DOCUMENT EXCERPT =

A lot of auditors like to quote Marshfield Guidelines but keep in mind these are not formal rules, although some do consider them to be, in a way, standards. Again, they are guidelines and as such do not always line up with those of CMS or the payors. While we are on the topic of Medical Decision-Making, here is a great example outlined by Ms. DeConda regarding the variance between payors. In the portion of Management Options under additional work-up planned, the majority of CMS MACs determine that to be what is done once the patient leaves the office (CT, MRI, PET, Labs at an outside facility). However, Palmetto, GBA considers additional work-up to include anything that is done at the time of the encounter in the providers’ office. This creates difficulty for those billing to MACs in multiple regions as you can imagine. Just another reason why standardization in auditing is needed.
Adding to the already massive confusion, in 2021 CMS is moving forward with what they call “Administrative Simplification” of EM Services. Here are just a few changes taking effect January 1, 2021:
- For E/M visits, providers will not be required to re-enter information about the patient’s chief complaint and history that a staff member has already entered. Instead, the provider can indicate in the medical record that the information has been “reviewed and verified.”
- For established office visits, providers can focus their documentation on changes since the last visit and “need not re-record the defined list of required elements if there is evidence” that the provider has already done so.
- For home visits, providers will no longer be required to prove explicit medical necessity when reporting the range of codes 99341-99350.
- Practices will be able to opt for medical decision-making or time as the key documentation requirement when reporting E/M office codes. CMS plans to adopt a minimum documentation standard for the levels 2 through 4 codes.
- The add-on codes that CMS had proposed also are set to return in 2021; however, they’ll be limited to levels 2 through 4. And practices will be able to tap into an “extended visit” code to account for high-duration encounters that correspond to a level 2 through 4 visit.
Here are the proposed EM Payment Amounts from CMS’ Fact Sheet:
- New Primary Care Complexity Code: Visit complexity inherent to evaluation and management associated with primary medical care services that serve as the continuing focal point for all needed health care services (Add-on code, list separately in addition to level 2 through 4 office/outpatient evaluation and management visit, new or established)
- New Non-procedural Specialty Care Complexity Code: Visit complexity inherent to evaluation and management associated with non-procedural specialty care including endocrinology, rheumatology, hematology/oncology, urology, neurology, obstetrics/gynecology, allergy/immunology, otolaryngology, interventional pain management, cardiology, nephrology, infectious disease, psychiatry, and pulmonology. (Add-on code, list separately in addition to level 2 through 4 office/outpatient evaluation and management visit, new or established)

DATA FOR ANALYSIS =

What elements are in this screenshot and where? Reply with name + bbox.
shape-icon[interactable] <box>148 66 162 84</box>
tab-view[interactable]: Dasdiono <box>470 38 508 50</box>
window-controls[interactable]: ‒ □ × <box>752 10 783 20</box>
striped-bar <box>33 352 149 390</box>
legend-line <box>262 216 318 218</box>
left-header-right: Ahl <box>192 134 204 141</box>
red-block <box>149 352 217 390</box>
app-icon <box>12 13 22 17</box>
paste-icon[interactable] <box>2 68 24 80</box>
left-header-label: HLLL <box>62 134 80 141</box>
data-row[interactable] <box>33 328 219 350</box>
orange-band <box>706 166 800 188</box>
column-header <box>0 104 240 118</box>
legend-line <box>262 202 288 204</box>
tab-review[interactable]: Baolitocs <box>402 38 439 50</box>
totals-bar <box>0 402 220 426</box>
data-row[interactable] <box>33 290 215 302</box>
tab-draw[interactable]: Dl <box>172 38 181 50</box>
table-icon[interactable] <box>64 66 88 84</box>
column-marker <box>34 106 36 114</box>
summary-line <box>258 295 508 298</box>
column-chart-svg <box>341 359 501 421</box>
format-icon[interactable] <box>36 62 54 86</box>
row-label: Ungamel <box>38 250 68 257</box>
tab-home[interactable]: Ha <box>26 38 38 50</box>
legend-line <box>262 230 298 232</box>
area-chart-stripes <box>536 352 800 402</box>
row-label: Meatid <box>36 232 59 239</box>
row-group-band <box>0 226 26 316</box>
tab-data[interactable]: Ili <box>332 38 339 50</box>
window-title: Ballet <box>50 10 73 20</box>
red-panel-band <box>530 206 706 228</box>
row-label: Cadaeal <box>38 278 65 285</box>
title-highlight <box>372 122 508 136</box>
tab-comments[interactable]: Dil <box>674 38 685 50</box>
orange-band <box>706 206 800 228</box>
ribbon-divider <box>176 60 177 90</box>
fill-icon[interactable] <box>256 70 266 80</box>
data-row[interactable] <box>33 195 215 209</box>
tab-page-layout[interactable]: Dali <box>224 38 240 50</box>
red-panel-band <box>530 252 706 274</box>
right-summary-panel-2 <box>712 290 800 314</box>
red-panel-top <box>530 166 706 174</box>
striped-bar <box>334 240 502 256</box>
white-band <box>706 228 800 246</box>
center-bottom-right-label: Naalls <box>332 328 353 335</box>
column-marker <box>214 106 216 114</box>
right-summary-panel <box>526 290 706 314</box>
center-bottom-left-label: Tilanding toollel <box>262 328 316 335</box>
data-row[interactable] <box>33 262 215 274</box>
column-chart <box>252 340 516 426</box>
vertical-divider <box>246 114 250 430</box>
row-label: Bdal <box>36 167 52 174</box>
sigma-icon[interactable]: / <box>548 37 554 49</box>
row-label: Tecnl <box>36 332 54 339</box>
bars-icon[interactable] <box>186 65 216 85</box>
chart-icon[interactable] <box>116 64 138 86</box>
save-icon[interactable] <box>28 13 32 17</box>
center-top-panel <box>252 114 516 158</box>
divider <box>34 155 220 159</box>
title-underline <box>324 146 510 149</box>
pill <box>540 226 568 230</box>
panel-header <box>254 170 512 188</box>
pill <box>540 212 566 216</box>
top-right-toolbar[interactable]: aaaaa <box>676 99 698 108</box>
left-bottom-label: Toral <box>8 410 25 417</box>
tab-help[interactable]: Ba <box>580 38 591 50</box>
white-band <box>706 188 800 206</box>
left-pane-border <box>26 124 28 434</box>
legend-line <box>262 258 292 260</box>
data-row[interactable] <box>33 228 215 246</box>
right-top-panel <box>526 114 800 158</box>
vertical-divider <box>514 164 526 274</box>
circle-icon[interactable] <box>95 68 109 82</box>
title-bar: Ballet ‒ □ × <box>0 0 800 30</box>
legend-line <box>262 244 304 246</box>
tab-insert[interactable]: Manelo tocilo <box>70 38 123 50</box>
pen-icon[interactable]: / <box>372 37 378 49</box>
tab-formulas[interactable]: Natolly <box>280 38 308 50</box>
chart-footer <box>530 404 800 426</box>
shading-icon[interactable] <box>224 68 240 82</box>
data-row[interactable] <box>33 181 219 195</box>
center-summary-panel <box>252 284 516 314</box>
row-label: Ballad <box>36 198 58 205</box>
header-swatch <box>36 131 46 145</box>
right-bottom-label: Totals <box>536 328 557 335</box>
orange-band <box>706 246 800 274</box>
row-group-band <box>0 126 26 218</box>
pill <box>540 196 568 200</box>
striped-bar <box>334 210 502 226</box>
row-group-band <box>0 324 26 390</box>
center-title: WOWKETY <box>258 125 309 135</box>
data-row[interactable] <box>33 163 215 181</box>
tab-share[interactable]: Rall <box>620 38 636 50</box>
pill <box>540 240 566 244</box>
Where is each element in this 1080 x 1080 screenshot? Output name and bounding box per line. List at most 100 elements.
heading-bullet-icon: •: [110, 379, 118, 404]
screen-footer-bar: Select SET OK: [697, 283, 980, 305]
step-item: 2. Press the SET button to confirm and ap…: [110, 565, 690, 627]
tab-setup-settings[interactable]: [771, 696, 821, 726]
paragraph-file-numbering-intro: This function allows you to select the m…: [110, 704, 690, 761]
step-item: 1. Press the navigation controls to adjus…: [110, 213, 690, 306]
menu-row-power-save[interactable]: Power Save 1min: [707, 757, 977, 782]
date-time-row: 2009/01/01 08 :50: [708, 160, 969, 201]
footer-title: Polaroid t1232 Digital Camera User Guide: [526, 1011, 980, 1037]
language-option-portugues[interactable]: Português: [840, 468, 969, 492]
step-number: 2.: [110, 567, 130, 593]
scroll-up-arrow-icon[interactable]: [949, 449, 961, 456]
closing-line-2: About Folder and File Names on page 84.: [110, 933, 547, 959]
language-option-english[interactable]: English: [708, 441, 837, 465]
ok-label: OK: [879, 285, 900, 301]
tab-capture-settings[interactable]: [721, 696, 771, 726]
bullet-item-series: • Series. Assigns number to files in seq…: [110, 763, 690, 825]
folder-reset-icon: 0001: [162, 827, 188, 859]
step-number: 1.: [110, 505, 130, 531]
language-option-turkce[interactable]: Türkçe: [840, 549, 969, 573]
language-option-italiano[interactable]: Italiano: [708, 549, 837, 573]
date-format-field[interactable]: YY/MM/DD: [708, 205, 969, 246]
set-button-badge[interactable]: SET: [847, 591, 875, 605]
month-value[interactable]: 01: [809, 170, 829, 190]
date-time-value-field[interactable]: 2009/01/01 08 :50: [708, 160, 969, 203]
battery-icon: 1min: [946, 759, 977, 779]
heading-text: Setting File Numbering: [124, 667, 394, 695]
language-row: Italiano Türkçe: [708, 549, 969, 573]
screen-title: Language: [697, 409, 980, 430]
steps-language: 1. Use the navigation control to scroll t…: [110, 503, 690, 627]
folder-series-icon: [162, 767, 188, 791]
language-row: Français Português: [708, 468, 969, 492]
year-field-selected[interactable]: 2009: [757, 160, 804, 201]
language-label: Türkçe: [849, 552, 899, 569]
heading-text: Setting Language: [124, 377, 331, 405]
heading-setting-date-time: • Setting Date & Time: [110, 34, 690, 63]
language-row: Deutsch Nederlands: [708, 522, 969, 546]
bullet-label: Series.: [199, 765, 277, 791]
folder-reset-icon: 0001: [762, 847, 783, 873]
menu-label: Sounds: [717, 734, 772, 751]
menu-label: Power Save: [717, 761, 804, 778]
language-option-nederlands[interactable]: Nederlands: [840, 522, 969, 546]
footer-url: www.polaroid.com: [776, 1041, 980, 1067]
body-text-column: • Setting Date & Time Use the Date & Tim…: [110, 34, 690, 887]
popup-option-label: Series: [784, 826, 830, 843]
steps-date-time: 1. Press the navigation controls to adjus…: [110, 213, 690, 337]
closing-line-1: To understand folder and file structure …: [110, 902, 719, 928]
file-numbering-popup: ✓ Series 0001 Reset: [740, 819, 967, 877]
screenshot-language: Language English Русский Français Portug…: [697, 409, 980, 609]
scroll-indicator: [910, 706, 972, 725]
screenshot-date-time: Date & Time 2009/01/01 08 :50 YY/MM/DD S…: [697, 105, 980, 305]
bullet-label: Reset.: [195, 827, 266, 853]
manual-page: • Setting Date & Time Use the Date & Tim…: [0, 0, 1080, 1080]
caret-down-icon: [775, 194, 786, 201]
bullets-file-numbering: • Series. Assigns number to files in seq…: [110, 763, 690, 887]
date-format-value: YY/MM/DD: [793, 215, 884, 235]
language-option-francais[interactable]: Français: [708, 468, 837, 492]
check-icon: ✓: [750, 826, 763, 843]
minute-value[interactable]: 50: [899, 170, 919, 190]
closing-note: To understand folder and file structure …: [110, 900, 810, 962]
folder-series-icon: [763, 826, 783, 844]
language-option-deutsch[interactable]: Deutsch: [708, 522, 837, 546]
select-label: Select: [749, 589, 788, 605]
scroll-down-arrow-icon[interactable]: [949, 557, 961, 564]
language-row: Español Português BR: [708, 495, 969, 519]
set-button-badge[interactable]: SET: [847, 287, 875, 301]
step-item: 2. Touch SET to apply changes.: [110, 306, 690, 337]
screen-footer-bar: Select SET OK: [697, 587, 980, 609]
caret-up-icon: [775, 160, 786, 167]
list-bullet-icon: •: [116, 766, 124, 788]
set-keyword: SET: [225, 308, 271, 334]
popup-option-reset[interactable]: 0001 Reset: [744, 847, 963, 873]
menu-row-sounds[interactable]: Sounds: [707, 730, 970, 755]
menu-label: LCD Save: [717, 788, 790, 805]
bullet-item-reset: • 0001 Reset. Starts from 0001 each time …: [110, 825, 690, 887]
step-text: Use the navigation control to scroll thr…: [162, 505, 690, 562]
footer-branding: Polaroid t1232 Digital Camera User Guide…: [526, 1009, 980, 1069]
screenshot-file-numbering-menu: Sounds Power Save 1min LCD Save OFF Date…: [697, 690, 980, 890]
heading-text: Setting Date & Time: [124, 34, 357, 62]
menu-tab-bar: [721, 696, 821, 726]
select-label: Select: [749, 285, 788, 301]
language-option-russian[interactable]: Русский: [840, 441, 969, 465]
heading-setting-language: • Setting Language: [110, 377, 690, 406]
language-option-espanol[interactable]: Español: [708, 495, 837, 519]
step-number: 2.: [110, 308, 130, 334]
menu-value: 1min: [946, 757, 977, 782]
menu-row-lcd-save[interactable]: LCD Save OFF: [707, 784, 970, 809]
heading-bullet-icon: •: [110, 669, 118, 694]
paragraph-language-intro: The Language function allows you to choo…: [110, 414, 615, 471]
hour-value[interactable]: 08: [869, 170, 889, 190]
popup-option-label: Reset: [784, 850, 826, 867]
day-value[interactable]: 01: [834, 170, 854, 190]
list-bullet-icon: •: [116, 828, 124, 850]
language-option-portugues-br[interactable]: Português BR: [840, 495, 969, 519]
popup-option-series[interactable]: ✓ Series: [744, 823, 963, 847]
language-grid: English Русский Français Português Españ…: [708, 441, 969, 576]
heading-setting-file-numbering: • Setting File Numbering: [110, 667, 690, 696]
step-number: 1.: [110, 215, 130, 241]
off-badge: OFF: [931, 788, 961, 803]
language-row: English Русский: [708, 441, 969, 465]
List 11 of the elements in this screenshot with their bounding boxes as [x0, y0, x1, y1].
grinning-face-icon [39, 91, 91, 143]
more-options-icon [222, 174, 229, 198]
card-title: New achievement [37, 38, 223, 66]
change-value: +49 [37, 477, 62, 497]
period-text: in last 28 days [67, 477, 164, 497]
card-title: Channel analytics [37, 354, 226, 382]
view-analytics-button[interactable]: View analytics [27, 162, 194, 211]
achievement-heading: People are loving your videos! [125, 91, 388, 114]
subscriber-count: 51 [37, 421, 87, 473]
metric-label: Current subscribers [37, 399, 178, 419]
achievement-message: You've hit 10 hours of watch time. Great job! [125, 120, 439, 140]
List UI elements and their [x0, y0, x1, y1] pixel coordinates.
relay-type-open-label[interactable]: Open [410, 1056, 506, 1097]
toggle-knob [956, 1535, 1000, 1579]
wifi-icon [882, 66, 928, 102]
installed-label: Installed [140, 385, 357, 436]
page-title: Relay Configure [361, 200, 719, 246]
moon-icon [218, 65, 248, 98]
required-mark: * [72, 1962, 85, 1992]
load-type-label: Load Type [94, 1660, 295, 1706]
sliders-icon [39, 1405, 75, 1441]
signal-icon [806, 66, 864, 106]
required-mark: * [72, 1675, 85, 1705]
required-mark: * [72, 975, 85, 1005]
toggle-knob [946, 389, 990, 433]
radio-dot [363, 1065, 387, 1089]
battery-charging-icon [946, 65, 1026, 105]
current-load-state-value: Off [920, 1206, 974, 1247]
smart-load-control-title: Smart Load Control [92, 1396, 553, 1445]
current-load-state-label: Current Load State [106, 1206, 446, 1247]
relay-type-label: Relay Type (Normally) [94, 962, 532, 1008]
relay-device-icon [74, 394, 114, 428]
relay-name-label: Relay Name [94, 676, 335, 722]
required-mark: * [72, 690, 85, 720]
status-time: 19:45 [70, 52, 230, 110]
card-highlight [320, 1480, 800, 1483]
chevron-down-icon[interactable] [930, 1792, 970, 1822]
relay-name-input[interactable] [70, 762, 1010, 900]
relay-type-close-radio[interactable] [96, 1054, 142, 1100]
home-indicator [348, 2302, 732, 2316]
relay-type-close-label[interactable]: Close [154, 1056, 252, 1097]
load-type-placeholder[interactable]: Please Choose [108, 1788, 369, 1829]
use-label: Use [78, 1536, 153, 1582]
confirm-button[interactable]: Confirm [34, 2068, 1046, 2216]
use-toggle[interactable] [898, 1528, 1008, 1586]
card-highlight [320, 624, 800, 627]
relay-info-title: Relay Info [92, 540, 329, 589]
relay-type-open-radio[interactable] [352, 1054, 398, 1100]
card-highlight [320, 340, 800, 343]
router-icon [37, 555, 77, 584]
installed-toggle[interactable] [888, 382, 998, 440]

WHAT TO WORK ON =
- a) From the E/M documentation text, list each example given in parentheses of additional work-up done after the patient leaves the office.
- b) Translate into Spanish this sentence from the E/M documentation text: "This creates difficulty for those billing to MACs in multiple regions as you can imagine."
- c) Reproduce the E/M documentation text starting at "Adding to the" and ending at "of codes 99341-99350.", changing "providers" to "clinicians".

SOLUTION SET =
- a)
CT
MRI
PET
Labs at an outside facility

- b) Esto genera dificultades para quienes facturan a los MAC en varias regiones, como se puede imaginar.

- c)
Adding to the already massive confusion, in 2021 CMS is moving forward with what they call “Administrative Simplification” of EM Services. Here are just a few changes taking effect January 1, 2021:
- For E/M visits, clinicians will not be required to re-enter information about the patient’s chief complaint and history that a staff member has already entered. Instead, the provider can indicate in the medical record that the information has been “reviewed and verified.”
- For established office visits, clinicians can focus their documentation on changes since the last visit and “need not re-record the defined list of required elements if there is evidence” that the provider has already done so.
- For home visits, clinicians will no longer be required to prove explicit medical necessity when reporting the range of codes 99341-99350.